▶ TASK DIRECTIONS
Lines holding the string "Ιλιον" are the ones to copy; find them all in the data.

▶ LISTED RECORDS

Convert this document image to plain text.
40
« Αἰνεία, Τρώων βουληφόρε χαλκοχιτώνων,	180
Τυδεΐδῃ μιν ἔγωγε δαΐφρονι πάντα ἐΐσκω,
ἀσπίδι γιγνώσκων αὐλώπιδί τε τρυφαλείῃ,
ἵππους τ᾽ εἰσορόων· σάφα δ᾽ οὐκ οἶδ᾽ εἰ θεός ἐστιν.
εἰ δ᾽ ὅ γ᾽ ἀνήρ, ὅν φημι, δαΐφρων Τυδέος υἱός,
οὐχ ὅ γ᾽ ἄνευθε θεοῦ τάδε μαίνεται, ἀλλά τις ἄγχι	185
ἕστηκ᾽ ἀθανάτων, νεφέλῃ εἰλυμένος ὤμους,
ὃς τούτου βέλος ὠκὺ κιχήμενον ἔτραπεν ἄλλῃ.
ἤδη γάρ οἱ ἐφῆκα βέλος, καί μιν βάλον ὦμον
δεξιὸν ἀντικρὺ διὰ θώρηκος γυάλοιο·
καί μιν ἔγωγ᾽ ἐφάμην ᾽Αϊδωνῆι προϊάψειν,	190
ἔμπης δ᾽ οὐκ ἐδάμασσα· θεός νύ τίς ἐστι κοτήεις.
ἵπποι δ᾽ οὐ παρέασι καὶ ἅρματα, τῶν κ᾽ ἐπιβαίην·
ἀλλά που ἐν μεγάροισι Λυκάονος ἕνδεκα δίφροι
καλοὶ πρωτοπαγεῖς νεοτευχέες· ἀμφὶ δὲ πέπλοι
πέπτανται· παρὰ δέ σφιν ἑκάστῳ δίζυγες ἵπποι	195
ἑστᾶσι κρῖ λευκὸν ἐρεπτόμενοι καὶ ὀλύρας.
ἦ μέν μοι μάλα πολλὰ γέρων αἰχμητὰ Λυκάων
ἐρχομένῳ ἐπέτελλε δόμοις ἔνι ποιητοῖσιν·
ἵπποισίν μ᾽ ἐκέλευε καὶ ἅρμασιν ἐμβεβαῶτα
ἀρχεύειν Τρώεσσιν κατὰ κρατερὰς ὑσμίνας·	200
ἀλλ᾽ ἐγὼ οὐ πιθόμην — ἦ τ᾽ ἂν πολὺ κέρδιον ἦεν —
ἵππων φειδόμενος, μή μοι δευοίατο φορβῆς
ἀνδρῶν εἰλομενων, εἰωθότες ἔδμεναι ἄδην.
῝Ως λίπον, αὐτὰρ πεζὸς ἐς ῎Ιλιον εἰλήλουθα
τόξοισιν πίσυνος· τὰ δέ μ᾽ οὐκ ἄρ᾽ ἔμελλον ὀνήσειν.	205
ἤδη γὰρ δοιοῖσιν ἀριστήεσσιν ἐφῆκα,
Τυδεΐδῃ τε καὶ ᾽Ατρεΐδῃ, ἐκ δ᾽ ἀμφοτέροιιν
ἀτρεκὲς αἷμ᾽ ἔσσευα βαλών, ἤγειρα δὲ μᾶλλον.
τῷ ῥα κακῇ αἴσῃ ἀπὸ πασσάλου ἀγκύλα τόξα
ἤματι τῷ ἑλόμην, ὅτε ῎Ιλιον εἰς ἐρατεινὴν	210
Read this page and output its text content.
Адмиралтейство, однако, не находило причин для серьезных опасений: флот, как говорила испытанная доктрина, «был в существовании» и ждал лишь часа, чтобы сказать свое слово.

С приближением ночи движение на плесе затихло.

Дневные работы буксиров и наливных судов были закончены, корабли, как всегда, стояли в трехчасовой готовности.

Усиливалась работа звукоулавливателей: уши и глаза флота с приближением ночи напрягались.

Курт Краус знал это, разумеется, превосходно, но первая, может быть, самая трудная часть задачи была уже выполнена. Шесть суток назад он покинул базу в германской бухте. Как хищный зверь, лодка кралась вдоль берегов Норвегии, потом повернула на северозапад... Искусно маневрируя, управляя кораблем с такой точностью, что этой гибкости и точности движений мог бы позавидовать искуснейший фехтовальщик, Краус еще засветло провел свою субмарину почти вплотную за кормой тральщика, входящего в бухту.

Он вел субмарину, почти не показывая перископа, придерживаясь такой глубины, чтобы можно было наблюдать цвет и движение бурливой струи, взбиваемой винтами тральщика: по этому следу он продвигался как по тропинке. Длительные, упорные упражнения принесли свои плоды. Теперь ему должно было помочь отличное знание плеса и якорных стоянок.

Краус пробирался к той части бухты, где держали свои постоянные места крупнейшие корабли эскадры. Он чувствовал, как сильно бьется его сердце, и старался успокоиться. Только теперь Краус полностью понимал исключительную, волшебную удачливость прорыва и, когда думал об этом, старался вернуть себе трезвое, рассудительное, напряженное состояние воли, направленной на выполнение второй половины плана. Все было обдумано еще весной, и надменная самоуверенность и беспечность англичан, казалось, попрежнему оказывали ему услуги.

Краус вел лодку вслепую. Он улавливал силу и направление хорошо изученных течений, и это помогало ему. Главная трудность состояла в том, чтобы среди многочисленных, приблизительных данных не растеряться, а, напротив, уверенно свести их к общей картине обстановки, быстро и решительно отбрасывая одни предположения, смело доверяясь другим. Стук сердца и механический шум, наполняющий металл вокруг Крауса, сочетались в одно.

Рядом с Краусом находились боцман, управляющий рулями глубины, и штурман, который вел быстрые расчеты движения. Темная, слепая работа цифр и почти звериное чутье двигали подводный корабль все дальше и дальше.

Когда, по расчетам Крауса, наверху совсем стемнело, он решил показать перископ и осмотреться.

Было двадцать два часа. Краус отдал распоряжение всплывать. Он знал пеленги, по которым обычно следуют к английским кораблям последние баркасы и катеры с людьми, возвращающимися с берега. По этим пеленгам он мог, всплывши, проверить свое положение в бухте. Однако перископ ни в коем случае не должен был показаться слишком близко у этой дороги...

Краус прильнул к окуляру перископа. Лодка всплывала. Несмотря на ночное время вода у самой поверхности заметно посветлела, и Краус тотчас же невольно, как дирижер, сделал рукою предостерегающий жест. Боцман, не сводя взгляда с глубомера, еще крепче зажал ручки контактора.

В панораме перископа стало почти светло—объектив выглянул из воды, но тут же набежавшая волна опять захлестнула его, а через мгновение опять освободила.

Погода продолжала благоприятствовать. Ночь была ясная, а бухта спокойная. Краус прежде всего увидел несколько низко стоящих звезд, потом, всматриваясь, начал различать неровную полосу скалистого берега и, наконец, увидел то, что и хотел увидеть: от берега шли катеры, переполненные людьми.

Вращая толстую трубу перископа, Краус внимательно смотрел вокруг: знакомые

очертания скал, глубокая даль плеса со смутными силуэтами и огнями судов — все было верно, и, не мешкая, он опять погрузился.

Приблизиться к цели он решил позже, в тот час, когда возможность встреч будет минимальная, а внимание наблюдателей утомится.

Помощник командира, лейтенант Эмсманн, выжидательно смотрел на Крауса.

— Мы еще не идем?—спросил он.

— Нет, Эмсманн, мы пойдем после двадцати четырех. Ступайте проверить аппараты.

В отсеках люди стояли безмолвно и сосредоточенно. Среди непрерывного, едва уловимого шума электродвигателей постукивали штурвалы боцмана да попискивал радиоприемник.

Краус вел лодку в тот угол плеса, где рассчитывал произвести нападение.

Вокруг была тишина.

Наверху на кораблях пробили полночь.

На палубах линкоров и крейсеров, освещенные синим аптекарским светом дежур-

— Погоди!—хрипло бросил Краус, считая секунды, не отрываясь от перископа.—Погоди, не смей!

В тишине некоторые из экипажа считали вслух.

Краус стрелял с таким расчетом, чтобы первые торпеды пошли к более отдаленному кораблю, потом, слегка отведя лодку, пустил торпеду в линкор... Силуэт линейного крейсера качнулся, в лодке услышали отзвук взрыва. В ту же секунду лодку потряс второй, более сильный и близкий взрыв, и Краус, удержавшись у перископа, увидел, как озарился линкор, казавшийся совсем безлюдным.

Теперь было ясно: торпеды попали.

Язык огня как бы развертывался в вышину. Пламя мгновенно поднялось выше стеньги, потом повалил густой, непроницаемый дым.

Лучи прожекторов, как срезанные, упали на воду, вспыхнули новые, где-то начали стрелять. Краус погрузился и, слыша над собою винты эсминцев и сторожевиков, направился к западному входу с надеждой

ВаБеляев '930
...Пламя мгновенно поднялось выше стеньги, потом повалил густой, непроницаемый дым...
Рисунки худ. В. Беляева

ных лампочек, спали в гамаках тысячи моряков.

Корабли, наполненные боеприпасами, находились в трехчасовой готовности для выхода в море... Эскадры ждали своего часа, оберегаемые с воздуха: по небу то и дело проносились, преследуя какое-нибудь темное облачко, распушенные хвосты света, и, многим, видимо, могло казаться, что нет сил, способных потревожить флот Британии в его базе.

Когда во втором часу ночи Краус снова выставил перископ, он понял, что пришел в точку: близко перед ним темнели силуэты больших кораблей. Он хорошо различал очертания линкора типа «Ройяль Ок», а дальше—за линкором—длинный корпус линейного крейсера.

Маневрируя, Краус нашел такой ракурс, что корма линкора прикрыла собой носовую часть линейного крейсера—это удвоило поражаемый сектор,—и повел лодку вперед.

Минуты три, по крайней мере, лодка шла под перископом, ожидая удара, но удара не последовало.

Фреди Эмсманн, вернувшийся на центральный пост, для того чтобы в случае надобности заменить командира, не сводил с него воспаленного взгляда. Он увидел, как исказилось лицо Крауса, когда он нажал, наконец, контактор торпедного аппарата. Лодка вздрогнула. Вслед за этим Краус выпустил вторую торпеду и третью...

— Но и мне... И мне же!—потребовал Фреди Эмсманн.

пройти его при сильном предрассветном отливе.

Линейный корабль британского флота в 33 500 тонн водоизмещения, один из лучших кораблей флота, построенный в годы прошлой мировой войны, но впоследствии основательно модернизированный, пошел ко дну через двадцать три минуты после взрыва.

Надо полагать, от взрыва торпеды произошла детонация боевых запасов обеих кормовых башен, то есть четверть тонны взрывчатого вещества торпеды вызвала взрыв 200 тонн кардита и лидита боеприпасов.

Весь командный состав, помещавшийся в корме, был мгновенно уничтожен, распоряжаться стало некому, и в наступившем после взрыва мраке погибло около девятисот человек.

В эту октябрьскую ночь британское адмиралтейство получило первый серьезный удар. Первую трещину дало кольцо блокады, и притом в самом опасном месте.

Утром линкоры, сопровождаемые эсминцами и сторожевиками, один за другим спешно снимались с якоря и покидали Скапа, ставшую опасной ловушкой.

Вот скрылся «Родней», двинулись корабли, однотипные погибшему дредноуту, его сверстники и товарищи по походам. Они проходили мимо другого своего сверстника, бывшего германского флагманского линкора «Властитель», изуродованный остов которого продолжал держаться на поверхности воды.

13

▶ RESPONSE TO THE TASK
῝Ως λίπον, αὐτὰρ πεζὸς ἐς ῎Ιλιον εἰλήλουθα
ἤματι τῷ ἑλόμην, ὅτε ῎Ιλιον εἰς ἐρατεινὴν	210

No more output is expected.